## [Given records]
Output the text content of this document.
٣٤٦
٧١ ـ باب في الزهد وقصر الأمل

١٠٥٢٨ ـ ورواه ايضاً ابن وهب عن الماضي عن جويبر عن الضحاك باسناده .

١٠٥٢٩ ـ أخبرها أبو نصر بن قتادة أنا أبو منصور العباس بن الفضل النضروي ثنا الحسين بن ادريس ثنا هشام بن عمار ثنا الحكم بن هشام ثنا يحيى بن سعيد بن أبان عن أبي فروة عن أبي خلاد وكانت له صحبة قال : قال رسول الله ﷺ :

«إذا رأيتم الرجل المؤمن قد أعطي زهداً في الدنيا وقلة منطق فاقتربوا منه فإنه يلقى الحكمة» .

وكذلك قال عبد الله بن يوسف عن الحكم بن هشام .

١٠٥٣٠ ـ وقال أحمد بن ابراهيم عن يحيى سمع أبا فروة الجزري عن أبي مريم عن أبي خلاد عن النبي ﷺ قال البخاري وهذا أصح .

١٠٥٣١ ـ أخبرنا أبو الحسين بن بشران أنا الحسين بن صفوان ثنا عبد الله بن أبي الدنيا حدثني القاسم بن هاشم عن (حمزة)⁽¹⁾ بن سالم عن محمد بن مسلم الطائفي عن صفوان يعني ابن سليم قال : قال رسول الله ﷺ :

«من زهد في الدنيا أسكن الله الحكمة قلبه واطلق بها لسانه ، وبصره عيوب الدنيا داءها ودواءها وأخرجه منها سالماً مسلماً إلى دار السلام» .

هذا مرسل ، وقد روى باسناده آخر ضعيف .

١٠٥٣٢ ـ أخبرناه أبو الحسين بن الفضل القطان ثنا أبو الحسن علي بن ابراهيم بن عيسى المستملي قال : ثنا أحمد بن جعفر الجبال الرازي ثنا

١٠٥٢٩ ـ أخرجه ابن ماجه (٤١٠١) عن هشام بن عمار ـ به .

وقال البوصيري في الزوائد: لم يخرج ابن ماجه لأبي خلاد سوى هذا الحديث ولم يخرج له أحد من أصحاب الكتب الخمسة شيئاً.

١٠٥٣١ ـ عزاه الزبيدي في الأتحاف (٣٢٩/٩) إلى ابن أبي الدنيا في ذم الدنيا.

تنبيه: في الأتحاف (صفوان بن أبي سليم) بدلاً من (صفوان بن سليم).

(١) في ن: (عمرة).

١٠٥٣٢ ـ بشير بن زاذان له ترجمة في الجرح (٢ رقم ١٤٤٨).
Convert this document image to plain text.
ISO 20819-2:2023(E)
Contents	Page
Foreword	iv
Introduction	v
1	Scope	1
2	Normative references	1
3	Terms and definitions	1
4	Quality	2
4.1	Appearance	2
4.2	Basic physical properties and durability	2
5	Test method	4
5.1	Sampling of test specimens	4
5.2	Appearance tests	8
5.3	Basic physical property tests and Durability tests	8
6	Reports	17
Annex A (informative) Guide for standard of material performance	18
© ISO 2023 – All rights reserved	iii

## [Written problem]
Everything from the line with "Convert this document image to plain text." through the last line of the material above should be echoed exactly, and nothing else.

## [Full solution]
Convert this document image to plain text.
ISO 20819-2:2023(E)
Contents	Page
Foreword	iv
Introduction	v
1	Scope	1
2	Normative references	1
3	Terms and definitions	1
4	Quality	2
4.1	Appearance	2
4.2	Basic physical properties and durability	2
5	Test method	4
5.1	Sampling of test specimens	4
5.2	Appearance tests	8
5.3	Basic physical property tests and Durability tests	8
6	Reports	17
Annex A (informative) Guide for standard of material performance	18
© ISO 2023 – All rights reserved	iii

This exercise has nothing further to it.